## Exercise task
Output exactly the lines from the line with "Decode this image" through the end of the records below. Include nothing else.

## Given information
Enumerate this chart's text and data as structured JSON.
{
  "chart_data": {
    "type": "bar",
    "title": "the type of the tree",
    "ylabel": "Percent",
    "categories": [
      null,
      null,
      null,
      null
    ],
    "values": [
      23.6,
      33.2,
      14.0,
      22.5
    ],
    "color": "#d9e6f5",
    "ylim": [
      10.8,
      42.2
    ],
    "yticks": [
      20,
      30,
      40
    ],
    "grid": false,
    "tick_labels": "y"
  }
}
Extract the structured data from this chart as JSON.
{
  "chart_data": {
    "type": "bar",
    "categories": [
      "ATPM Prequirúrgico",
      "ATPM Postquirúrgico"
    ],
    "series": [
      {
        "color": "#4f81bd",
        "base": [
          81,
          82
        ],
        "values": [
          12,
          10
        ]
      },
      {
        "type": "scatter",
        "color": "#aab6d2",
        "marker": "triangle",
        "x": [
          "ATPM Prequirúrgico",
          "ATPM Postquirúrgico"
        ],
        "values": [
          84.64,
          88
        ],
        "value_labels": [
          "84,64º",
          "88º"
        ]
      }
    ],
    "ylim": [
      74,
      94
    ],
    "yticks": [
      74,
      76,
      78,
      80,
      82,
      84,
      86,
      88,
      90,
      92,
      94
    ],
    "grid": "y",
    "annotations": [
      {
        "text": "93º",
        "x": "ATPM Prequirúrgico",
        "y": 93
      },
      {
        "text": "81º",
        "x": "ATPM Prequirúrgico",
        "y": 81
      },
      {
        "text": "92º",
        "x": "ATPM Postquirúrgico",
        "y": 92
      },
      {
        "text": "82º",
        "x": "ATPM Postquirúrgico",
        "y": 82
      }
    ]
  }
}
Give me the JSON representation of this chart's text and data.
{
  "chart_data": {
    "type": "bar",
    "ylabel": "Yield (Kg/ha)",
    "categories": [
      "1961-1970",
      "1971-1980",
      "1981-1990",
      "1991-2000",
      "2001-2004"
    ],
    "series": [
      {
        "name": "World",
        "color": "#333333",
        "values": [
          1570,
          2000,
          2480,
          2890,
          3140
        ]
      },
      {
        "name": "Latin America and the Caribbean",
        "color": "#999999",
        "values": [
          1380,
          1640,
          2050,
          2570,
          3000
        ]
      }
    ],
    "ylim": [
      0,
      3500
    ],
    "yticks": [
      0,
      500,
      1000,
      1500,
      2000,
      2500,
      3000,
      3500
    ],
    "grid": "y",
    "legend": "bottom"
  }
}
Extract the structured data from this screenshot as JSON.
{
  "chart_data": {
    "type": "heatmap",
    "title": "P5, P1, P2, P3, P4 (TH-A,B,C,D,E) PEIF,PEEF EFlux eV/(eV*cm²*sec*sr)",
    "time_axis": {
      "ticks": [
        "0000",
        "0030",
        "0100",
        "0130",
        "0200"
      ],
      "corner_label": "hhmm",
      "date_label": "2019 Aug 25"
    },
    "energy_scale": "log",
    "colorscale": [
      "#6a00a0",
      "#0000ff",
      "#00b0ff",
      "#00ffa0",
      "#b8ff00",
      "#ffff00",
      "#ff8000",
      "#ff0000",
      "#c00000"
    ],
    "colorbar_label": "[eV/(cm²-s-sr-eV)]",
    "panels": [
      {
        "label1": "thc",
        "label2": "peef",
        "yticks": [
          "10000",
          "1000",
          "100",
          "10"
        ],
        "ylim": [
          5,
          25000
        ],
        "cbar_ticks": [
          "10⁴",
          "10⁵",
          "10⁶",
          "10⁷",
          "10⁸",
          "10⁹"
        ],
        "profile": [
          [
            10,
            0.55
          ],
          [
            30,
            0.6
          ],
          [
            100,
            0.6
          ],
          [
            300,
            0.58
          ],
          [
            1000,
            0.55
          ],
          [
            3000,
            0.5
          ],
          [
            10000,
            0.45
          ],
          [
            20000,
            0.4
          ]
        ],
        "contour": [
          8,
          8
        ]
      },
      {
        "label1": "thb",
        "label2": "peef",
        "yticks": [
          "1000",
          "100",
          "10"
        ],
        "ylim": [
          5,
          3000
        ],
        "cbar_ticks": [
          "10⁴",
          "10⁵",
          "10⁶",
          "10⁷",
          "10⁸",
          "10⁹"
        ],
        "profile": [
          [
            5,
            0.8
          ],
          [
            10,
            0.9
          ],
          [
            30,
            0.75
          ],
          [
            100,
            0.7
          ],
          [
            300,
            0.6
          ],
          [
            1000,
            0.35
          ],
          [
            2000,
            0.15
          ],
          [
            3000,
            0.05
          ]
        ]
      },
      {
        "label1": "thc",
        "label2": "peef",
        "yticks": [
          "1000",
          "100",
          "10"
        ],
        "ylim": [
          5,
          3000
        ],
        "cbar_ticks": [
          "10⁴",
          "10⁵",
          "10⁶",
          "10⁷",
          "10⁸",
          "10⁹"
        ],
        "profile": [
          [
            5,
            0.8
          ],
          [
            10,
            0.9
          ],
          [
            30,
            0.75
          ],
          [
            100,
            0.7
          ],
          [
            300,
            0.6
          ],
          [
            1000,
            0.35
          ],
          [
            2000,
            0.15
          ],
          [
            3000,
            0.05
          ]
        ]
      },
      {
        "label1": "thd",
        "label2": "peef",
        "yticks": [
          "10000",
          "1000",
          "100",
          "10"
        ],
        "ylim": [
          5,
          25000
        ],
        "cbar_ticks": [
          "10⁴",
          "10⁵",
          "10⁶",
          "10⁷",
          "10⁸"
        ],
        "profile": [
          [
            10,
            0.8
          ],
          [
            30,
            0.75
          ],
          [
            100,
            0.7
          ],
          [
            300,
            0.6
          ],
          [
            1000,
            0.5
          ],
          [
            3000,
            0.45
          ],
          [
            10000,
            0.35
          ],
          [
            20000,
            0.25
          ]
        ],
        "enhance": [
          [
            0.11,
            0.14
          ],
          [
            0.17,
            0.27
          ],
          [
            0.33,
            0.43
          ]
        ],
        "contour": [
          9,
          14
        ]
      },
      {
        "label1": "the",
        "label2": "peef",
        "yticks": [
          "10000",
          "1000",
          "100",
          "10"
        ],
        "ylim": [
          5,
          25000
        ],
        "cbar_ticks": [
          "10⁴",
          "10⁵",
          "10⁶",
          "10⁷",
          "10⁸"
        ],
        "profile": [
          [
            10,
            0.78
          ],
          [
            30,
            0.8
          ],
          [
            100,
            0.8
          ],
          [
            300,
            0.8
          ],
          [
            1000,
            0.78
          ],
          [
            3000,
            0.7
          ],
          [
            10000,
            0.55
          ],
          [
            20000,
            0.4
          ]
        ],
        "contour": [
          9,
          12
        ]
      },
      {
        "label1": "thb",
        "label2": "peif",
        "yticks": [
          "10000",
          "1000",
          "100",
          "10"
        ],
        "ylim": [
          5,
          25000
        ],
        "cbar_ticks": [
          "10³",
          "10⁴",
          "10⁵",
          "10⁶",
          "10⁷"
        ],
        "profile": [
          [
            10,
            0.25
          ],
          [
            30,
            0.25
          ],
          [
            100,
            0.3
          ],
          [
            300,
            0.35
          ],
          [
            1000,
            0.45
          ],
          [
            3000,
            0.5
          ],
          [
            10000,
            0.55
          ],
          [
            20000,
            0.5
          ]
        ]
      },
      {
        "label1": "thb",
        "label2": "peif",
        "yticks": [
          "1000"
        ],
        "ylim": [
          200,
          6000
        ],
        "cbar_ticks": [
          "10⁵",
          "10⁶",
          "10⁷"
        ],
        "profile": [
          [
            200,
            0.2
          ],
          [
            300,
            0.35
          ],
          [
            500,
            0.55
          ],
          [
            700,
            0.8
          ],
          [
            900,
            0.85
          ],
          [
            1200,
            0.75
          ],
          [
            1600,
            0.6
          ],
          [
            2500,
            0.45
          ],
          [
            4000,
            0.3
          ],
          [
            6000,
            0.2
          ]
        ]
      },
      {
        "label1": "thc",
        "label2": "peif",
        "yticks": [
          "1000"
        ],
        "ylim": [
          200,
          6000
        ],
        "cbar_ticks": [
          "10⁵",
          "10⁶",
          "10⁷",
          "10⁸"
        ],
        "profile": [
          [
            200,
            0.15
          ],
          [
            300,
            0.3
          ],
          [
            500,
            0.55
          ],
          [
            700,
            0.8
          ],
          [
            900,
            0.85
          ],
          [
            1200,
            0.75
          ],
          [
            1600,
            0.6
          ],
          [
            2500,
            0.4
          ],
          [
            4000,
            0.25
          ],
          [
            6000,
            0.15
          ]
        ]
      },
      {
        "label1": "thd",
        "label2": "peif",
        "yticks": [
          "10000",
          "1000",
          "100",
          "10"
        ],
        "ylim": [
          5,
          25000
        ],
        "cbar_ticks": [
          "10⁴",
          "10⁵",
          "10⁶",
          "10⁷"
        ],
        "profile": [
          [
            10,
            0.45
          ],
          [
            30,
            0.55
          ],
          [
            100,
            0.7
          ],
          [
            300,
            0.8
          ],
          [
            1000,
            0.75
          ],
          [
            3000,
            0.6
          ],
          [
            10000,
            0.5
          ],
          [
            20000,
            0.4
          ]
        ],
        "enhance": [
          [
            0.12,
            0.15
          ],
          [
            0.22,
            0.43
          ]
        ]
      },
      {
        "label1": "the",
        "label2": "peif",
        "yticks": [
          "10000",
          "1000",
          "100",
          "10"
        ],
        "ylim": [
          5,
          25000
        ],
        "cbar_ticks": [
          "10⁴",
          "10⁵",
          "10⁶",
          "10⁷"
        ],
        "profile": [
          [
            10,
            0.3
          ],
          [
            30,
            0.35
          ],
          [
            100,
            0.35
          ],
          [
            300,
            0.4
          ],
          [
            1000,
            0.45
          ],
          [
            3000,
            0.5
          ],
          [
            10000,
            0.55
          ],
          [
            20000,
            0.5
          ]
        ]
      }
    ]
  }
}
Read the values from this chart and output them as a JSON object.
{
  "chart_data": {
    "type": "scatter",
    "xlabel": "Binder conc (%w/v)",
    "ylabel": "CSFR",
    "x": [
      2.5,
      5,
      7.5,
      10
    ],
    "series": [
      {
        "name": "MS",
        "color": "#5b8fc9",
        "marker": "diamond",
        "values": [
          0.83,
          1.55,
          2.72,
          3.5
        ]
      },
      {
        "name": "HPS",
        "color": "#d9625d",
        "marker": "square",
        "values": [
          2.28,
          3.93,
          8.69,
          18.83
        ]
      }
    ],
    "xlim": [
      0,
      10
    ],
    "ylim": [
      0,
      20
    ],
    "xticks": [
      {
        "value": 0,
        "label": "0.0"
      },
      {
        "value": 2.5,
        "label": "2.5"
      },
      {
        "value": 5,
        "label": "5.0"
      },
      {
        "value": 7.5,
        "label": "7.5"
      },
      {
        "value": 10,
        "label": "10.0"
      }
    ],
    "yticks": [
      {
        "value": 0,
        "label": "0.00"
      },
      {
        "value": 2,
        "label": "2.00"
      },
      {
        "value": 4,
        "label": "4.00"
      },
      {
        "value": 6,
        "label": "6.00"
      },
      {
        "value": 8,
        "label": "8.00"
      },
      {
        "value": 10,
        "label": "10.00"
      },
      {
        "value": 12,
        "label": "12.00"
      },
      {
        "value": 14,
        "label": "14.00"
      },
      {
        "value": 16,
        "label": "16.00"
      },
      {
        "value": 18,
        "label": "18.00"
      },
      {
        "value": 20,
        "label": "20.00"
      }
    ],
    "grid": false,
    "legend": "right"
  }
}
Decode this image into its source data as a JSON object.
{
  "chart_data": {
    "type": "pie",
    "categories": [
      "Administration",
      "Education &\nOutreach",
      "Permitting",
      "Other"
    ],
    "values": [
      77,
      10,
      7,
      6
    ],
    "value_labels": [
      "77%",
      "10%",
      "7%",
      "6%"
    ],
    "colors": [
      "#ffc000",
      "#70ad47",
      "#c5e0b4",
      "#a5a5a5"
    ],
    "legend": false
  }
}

## Task response
Decode this image into its source data as a JSON object.
{
  "chart_data": {
    "type": "pie",
    "categories": [
      "Administration",
      "Education &\nOutreach",
      "Permitting",
      "Other"
    ],
    "values": [
      77,
      10,
      7,
      6
    ],
    "value_labels": [
      "77%",
      "10%",
      "7%",
      "6%"
    ],
    "colors": [
      "#ffc000",
      "#70ad47",
      "#c5e0b4",
      "#a5a5a5"
    ],
    "legend": false
  }
}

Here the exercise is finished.